Supplied entries:
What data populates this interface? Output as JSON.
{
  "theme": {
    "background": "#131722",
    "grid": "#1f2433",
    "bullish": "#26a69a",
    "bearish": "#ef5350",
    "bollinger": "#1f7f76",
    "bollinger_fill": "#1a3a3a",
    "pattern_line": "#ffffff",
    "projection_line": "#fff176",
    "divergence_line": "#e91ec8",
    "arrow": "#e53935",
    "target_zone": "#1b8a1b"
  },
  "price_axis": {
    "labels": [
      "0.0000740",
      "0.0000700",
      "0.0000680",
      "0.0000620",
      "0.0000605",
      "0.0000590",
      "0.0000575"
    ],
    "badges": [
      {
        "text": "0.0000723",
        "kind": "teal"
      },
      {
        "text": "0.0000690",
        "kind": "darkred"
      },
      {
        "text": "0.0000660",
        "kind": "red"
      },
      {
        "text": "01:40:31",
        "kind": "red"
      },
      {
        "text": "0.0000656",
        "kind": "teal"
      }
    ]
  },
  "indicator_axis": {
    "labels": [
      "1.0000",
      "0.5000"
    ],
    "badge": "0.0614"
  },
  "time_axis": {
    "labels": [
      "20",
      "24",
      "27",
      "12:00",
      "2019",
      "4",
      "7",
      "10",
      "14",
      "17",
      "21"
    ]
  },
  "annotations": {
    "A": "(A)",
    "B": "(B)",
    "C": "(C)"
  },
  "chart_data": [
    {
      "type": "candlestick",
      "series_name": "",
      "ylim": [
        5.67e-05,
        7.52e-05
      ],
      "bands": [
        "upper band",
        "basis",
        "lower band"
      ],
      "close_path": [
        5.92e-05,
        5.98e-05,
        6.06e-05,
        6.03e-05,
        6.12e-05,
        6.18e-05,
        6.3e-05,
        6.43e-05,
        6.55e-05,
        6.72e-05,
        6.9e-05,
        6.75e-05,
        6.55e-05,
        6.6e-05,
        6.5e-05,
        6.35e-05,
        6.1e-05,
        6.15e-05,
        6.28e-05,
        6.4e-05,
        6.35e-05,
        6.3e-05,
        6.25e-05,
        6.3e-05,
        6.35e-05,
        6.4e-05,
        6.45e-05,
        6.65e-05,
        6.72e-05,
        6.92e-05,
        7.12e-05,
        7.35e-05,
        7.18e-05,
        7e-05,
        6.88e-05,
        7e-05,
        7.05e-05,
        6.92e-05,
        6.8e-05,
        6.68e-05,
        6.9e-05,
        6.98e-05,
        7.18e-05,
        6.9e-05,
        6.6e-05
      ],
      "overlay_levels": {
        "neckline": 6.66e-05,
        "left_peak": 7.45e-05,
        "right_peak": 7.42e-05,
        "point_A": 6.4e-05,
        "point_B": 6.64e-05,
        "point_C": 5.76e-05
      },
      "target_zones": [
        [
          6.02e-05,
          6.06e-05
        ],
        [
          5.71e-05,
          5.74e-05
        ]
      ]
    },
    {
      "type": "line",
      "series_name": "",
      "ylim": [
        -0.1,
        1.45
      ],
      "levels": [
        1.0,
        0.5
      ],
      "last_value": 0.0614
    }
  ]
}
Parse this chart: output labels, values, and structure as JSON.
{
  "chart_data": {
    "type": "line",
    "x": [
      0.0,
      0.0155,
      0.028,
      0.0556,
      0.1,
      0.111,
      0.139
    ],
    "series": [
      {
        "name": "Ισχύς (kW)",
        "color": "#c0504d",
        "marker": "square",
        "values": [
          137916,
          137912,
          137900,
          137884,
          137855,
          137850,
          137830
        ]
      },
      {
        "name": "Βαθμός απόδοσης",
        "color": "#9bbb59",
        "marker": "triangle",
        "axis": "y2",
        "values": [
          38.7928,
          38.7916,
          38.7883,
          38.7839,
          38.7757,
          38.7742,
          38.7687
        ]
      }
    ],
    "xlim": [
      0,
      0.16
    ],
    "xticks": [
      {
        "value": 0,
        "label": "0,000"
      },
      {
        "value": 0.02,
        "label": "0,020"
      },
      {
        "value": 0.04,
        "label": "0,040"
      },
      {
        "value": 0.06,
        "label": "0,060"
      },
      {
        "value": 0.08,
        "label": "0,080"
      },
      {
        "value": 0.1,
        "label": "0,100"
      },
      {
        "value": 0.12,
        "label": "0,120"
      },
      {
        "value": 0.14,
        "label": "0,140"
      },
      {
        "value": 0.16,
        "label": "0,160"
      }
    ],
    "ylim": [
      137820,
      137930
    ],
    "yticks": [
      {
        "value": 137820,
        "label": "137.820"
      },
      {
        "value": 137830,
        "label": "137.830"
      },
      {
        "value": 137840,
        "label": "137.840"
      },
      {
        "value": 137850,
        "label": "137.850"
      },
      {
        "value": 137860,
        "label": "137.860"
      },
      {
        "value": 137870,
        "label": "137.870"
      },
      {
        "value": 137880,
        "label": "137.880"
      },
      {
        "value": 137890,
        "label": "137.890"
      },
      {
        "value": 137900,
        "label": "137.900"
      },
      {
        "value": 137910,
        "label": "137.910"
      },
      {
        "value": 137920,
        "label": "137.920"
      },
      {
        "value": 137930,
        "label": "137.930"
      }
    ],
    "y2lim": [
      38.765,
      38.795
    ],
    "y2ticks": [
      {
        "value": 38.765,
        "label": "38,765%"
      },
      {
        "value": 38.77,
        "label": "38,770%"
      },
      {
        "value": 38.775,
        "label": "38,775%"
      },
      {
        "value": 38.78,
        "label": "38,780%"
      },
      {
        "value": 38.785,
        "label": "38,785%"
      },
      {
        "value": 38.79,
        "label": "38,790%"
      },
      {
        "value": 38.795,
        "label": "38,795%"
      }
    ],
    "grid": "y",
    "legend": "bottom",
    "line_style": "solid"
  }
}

Given problem:
Output the listing above exactly as it appears.

Output of the exercise:
What data populates this interface? Output as JSON.
{
  "theme": {
    "background": "#131722",
    "grid": "#1f2433",
    "bullish": "#26a69a",
    "bearish": "#ef5350",
    "bollinger": "#1f7f76",
    "bollinger_fill": "#1a3a3a",
    "pattern_line": "#ffffff",
    "projection_line": "#fff176",
    "divergence_line": "#e91ec8",
    "arrow": "#e53935",
    "target_zone": "#1b8a1b"
  },
  "price_axis": {
    "labels": [
      "0.0000740",
      "0.0000700",
      "0.0000680",
      "0.0000620",
      "0.0000605",
      "0.0000590",
      "0.0000575"
    ],
    "badges": [
      {
        "text": "0.0000723",
        "kind": "teal"
      },
      {
        "text": "0.0000690",
        "kind": "darkred"
      },
      {
        "text": "0.0000660",
        "kind": "red"
      },
      {
        "text": "01:40:31",
        "kind": "red"
      },
      {
        "text": "0.0000656",
        "kind": "teal"
      }
    ]
  },
  "indicator_axis": {
    "labels": [
      "1.0000",
      "0.5000"
    ],
    "badge": "0.0614"
  },
  "time_axis": {
    "labels": [
      "20",
      "24",
      "27",
      "12:00",
      "2019",
      "4",
      "7",
      "10",
      "14",
      "17",
      "21"
    ]
  },
  "annotations": {
    "A": "(A)",
    "B": "(B)",
    "C": "(C)"
  },
  "chart_data": [
    {
      "type": "candlestick",
      "series_name": "",
      "ylim": [
        5.67e-05,
        7.52e-05
      ],
      "bands": [
        "upper band",
        "basis",
        "lower band"
      ],
      "close_path": [
        5.92e-05,
        5.98e-05,
        6.06e-05,
        6.03e-05,
        6.12e-05,
        6.18e-05,
        6.3e-05,
        6.43e-05,
        6.55e-05,
        6.72e-05,
        6.9e-05,
        6.75e-05,
        6.55e-05,
        6.6e-05,
        6.5e-05,
        6.35e-05,
        6.1e-05,
        6.15e-05,
        6.28e-05,
        6.4e-05,
        6.35e-05,
        6.3e-05,
        6.25e-05,
        6.3e-05,
        6.35e-05,
        6.4e-05,
        6.45e-05,
        6.65e-05,
        6.72e-05,
        6.92e-05,
        7.12e-05,
        7.35e-05,
        7.18e-05,
        7e-05,
        6.88e-05,
        7e-05,
        7.05e-05,
        6.92e-05,
        6.8e-05,
        6.68e-05,
        6.9e-05,
        6.98e-05,
        7.18e-05,
        6.9e-05,
        6.6e-05
      ],
      "overlay_levels": {
        "neckline": 6.66e-05,
        "left_peak": 7.45e-05,
        "right_peak": 7.42e-05,
        "point_A": 6.4e-05,
        "point_B": 6.64e-05,
        "point_C": 5.76e-05
      },
      "target_zones": [
        [
          6.02e-05,
          6.06e-05
        ],
        [
          5.71e-05,
          5.74e-05
        ]
      ]
    },
    {
      "type": "line",
      "series_name": "",
      "ylim": [
        -0.1,
        1.45
      ],
      "levels": [
        1.0,
        0.5
      ],
      "last_value": 0.0614
    }
  ]
}
Parse this chart: output labels, values, and structure as JSON.
{
  "chart_data": {
    "type": "line",
    "x": [
      0.0,
      0.0155,
      0.028,
      0.0556,
      0.1,
      0.111,
      0.139
    ],
    "series": [
      {
        "name": "Ισχύς (kW)",
        "color": "#c0504d",
        "marker": "square",
        "values": [
          137916,
          137912,
          137900,
          137884,
          137855,
          137850,
          137830
        ]
      },
      {
        "name": "Βαθμός απόδοσης",
        "color": "#9bbb59",
        "marker": "triangle",
        "axis": "y2",
        "values": [
          38.7928,
          38.7916,
          38.7883,
          38.7839,
          38.7757,
          38.7742,
          38.7687
        ]
      }
    ],
    "xlim": [
      0,
      0.16
    ],
    "xticks": [
      {
        "value": 0,
        "label": "0,000"
      },
      {
        "value": 0.02,
        "label": "0,020"
      },
      {
        "value": 0.04,
        "label": "0,040"
      },
      {
        "value": 0.06,
        "label": "0,060"
      },
      {
        "value": 0.08,
        "label": "0,080"
      },
      {
        "value": 0.1,
        "label": "0,100"
      },
      {
        "value": 0.12,
        "label": "0,120"
      },
      {
        "value": 0.14,
        "label": "0,140"
      },
      {
        "value": 0.16,
        "label": "0,160"
      }
    ],
    "ylim": [
      137820,
      137930
    ],
    "yticks": [
      {
        "value": 137820,
        "label": "137.820"
      },
      {
        "value": 137830,
        "label": "137.830"
      },
      {
        "value": 137840,
        "label": "137.840"
      },
      {
        "value": 137850,
        "label": "137.850"
      },
      {
        "value": 137860,
        "label": "137.860"
      },
      {
        "value": 137870,
        "label": "137.870"
      },
      {
        "value": 137880,
        "label": "137.880"
      },
      {
        "value": 137890,
        "label": "137.890"
      },
      {
        "value": 137900,
        "label": "137.900"
      },
      {
        "value": 137910,
        "label": "137.910"
      },
      {
        "value": 137920,
        "label": "137.920"
      },
      {
        "value": 137930,
        "label": "137.930"
      }
    ],
    "y2lim": [
      38.765,
      38.795
    ],
    "y2ticks": [
      {
        "value": 38.765,
        "label": "38,765%"
      },
      {
        "value": 38.77,
        "label": "38,770%"
      },
      {
        "value": 38.775,
        "label": "38,775%"
      },
      {
        "value": 38.78,
        "label": "38,780%"
      },
      {
        "value": 38.785,
        "label": "38,785%"
      },
      {
        "value": 38.79,
        "label": "38,790%"
      },
      {
        "value": 38.795,
        "label": "38,795%"
      }
    ],
    "grid": "y",
    "legend": "bottom",
    "line_style": "solid"
  }
}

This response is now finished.